## Work to do
Take all the material and copy it exactly.
— begin Data records —
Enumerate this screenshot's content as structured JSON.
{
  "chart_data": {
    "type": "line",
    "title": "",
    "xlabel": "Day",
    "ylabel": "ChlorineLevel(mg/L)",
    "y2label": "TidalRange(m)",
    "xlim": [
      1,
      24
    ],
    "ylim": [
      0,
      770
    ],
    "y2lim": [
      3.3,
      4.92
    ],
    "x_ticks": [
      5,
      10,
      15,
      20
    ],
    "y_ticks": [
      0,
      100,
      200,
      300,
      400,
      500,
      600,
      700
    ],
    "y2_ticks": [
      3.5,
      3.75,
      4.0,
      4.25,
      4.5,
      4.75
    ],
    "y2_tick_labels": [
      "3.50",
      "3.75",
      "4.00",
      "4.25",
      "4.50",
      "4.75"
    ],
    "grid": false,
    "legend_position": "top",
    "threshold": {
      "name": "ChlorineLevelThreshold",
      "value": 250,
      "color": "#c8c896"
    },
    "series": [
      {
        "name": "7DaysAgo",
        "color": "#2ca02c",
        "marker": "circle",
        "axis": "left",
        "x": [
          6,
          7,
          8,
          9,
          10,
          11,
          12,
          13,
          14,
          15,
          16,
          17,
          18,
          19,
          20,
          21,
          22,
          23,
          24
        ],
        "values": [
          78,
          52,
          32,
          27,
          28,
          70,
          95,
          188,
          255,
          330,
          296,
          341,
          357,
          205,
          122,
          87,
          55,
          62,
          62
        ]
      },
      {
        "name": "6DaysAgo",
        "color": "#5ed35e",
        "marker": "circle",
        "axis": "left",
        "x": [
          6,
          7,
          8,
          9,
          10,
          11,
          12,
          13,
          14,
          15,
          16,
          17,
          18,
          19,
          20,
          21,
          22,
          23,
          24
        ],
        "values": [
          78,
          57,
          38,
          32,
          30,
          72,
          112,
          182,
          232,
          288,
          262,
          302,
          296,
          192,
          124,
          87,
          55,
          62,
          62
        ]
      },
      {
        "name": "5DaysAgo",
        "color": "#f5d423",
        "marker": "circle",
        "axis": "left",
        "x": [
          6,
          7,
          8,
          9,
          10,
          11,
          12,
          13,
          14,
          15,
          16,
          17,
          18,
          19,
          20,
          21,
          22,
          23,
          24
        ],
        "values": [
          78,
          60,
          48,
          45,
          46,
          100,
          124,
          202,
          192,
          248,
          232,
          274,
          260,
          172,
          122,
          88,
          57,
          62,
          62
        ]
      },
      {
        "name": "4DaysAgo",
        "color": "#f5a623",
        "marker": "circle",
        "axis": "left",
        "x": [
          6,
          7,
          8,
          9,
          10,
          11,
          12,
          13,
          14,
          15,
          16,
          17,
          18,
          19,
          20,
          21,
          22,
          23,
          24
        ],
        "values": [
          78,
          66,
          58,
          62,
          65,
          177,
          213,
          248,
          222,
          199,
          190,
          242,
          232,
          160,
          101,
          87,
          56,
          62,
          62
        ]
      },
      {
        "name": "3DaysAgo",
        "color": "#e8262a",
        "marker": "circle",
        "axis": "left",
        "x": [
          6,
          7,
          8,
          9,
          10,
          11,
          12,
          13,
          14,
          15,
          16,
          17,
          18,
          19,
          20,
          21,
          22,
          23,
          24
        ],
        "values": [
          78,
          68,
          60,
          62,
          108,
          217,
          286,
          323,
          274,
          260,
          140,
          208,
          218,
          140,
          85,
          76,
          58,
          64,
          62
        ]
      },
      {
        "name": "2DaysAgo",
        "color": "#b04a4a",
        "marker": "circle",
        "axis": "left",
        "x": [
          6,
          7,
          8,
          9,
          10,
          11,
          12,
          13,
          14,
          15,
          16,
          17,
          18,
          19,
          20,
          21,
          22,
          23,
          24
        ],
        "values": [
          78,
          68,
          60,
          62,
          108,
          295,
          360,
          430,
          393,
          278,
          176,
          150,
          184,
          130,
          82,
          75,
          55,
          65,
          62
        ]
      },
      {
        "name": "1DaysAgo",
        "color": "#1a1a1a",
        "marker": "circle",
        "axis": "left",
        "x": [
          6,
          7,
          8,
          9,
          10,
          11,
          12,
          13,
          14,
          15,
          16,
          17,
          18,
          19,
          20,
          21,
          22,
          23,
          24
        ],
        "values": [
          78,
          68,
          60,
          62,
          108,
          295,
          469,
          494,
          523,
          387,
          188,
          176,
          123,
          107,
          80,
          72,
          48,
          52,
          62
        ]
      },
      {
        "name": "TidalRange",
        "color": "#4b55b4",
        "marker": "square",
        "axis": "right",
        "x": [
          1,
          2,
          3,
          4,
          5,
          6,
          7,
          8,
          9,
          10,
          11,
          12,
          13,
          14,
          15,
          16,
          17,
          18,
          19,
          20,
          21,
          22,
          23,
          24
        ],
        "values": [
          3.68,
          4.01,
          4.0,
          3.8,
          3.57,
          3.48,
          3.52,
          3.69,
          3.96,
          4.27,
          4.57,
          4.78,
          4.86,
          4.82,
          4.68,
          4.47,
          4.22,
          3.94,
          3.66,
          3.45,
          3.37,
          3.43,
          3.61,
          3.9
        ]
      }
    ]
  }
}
— end Data records —
## Result for this task
Enumerate this screenshot's content as structured JSON.
{
  "chart_data": {
    "type": "line",
    "title": "",
    "xlabel": "Day",
    "ylabel": "ChlorineLevel(mg/L)",
    "y2label": "TidalRange(m)",
    "xlim": [
      1,
      24
    ],
    "ylim": [
      0,
      770
    ],
    "y2lim": [
      3.3,
      4.92
    ],
    "x_ticks": [
      5,
      10,
      15,
      20
    ],
    "y_ticks": [
      0,
      100,
      200,
      300,
      400,
      500,
      600,
      700
    ],
    "y2_ticks": [
      3.5,
      3.75,
      4.0,
      4.25,
      4.5,
      4.75
    ],
    "y2_tick_labels": [
      "3.50",
      "3.75",
      "4.00",
      "4.25",
      "4.50",
      "4.75"
    ],
    "grid": false,
    "legend_position": "top",
    "threshold": {
      "name": "ChlorineLevelThreshold",
      "value": 250,
      "color": "#c8c896"
    },
    "series": [
      {
        "name": "7DaysAgo",
        "color": "#2ca02c",
        "marker": "circle",
        "axis": "left",
        "x": [
          6,
          7,
          8,
          9,
          10,
          11,
          12,
          13,
          14,
          15,
          16,
          17,
          18,
          19,
          20,
          21,
          22,
          23,
          24
        ],
        "values": [
          78,
          52,
          32,
          27,
          28,
          70,
          95,
          188,
          255,
          330,
          296,
          341,
          357,
          205,
          122,
          87,
          55,
          62,
          62
        ]
      },
      {
        "name": "6DaysAgo",
        "color": "#5ed35e",
        "marker": "circle",
        "axis": "left",
        "x": [
          6,
          7,
          8,
          9,
          10,
          11,
          12,
          13,
          14,
          15,
          16,
          17,
          18,
          19,
          20,
          21,
          22,
          23,
          24
        ],
        "values": [
          78,
          57,
          38,
          32,
          30,
          72,
          112,
          182,
          232,
          288,
          262,
          302,
          296,
          192,
          124,
          87,
          55,
          62,
          62
        ]
      },
      {
        "name": "5DaysAgo",
        "color": "#f5d423",
        "marker": "circle",
        "axis": "left",
        "x": [
          6,
          7,
          8,
          9,
          10,
          11,
          12,
          13,
          14,
          15,
          16,
          17,
          18,
          19,
          20,
          21,
          22,
          23,
          24
        ],
        "values": [
          78,
          60,
          48,
          45,
          46,
          100,
          124,
          202,
          192,
          248,
          232,
          274,
          260,
          172,
          122,
          88,
          57,
          62,
          62
        ]
      },
      {
        "name": "4DaysAgo",
        "color": "#f5a623",
        "marker": "circle",
        "axis": "left",
        "x": [
          6,
          7,
          8,
          9,
          10,
          11,
          12,
          13,
          14,
          15,
          16,
          17,
          18,
          19,
          20,
          21,
          22,
          23,
          24
        ],
        "values": [
          78,
          66,
          58,
          62,
          65,
          177,
          213,
          248,
          222,
          199,
          190,
          242,
          232,
          160,
          101,
          87,
          56,
          62,
          62
        ]
      },
      {
        "name": "3DaysAgo",
        "color": "#e8262a",
        "marker": "circle",
        "axis": "left",
        "x": [
          6,
          7,
          8,
          9,
          10,
          11,
          12,
          13,
          14,
          15,
          16,
          17,
          18,
          19,
          20,
          21,
          22,
          23,
          24
        ],
        "values": [
          78,
          68,
          60,
          62,
          108,
          217,
          286,
          323,
          274,
          260,
          140,
          208,
          218,
          140,
          85,
          76,
          58,
          64,
          62
        ]
      },
      {
        "name": "2DaysAgo",
        "color": "#b04a4a",
        "marker": "circle",
        "axis": "left",
        "x": [
          6,
          7,
          8,
          9,
          10,
          11,
          12,
          13,
          14,
          15,
          16,
          17,
          18,
          19,
          20,
          21,
          22,
          23,
          24
        ],
        "values": [
          78,
          68,
          60,
          62,
          108,
          295,
          360,
          430,
          393,
          278,
          176,
          150,
          184,
          130,
          82,
          75,
          55,
          65,
          62
        ]
      },
      {
        "name": "1DaysAgo",
        "color": "#1a1a1a",
        "marker": "circle",
        "axis": "left",
        "x": [
          6,
          7,
          8,
          9,
          10,
          11,
          12,
          13,
          14,
          15,
          16,
          17,
          18,
          19,
          20,
          21,
          22,
          23,
          24
        ],
        "values": [
          78,
          68,
          60,
          62,
          108,
          295,
          469,
          494,
          523,
          387,
          188,
          176,
          123,
          107,
          80,
          72,
          48,
          52,
          62
        ]
      },
      {
        "name": "TidalRange",
        "color": "#4b55b4",
        "marker": "square",
        "axis": "right",
        "x": [
          1,
          2,
          3,
          4,
          5,
          6,
          7,
          8,
          9,
          10,
          11,
          12,
          13,
          14,
          15,
          16,
          17,
          18,
          19,
          20,
          21,
          22,
          23,
          24
        ],
        "values": [
          3.68,
          4.01,
          4.0,
          3.8,
          3.57,
          3.48,
          3.52,
          3.69,
          3.96,
          4.27,
          4.57,
          4.78,
          4.86,
          4.82,
          4.68,
          4.47,
          4.22,
          3.94,
          3.66,
          3.45,
          3.37,
          3.43,
          3.61,
          3.9
        ]
      }
    ]
  }
}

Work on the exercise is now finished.